[Aim of the task]
Identify, in the records below, every line where the string "libre" appears, and copy each such line.

[Excerpted records]
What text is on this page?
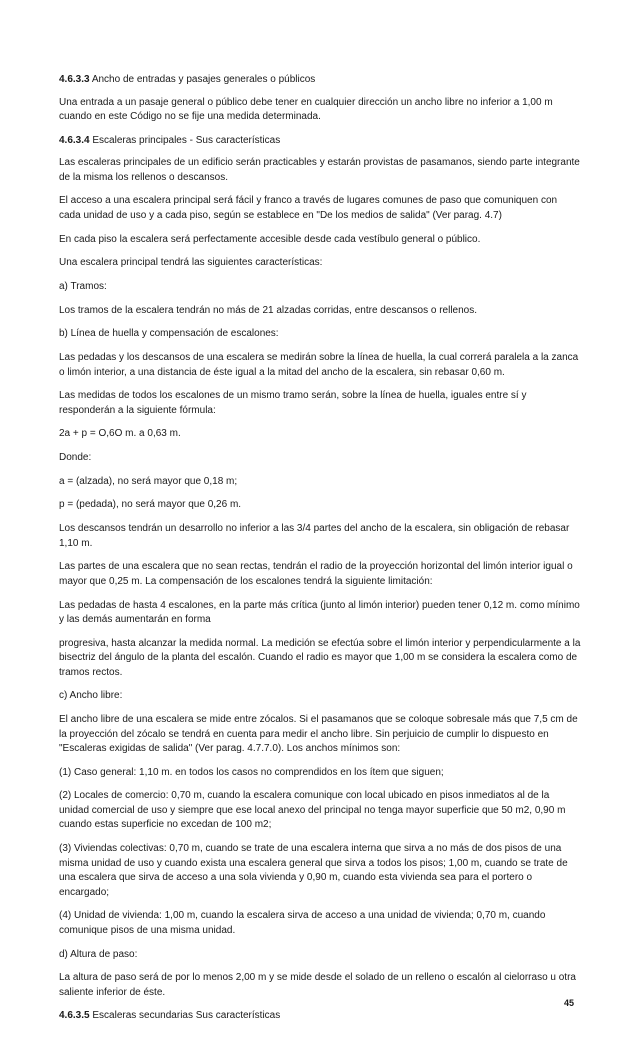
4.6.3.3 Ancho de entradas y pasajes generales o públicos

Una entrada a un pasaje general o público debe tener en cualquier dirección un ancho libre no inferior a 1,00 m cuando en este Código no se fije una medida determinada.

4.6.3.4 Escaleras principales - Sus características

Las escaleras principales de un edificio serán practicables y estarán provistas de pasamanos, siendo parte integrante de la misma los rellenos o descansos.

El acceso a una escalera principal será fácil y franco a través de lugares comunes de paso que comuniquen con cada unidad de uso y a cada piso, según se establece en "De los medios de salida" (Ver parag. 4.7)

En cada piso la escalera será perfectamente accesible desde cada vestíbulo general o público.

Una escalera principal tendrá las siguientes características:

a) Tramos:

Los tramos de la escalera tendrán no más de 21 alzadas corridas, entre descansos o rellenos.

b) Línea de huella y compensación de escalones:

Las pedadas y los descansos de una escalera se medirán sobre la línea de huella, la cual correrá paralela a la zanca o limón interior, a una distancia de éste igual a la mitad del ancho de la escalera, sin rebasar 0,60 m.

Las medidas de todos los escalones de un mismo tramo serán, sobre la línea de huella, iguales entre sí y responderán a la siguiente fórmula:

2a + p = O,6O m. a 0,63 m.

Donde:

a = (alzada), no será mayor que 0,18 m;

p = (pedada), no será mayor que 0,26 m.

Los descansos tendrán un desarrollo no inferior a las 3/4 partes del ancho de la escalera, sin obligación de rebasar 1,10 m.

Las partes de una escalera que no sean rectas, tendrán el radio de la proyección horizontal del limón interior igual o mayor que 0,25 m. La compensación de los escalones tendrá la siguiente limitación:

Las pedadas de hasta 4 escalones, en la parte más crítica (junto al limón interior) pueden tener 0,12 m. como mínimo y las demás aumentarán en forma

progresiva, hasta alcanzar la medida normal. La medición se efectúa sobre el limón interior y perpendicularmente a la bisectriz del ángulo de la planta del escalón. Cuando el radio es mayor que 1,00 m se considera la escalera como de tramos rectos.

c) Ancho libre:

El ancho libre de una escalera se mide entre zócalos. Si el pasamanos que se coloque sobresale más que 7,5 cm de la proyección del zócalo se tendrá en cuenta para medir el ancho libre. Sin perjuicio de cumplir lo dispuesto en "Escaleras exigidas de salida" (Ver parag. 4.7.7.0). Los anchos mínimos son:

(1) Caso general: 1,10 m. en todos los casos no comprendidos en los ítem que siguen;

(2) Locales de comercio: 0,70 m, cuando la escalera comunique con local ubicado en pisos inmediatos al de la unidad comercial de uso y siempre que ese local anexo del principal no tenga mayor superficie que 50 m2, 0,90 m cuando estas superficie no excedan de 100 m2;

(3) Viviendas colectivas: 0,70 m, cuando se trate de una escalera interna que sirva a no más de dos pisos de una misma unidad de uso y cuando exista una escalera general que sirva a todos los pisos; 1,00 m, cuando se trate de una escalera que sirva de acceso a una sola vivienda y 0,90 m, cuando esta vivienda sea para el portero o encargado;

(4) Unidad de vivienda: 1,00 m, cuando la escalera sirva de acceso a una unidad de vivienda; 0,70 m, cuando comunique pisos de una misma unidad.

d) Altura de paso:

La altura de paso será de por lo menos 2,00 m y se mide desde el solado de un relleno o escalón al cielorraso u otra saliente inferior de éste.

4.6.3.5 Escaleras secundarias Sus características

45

[Task response]
Una entrada a un pasaje general o público debe tener en cualquier dirección un ancho libre no inferior a 1,00 m cuando en este Código no se fije una medida determinada.
c) Ancho libre:
El ancho libre de una escalera se mide entre zócalos. Si el pasamanos que se coloque sobresale más que 7,5 cm de la proyección del zócalo se tendrá en cuenta para medir el ancho libre. Sin perjuicio de cumplir lo dispuesto en "Escaleras exigidas de salida" (Ver parag. 4.7.7.0). Los anchos mínimos son:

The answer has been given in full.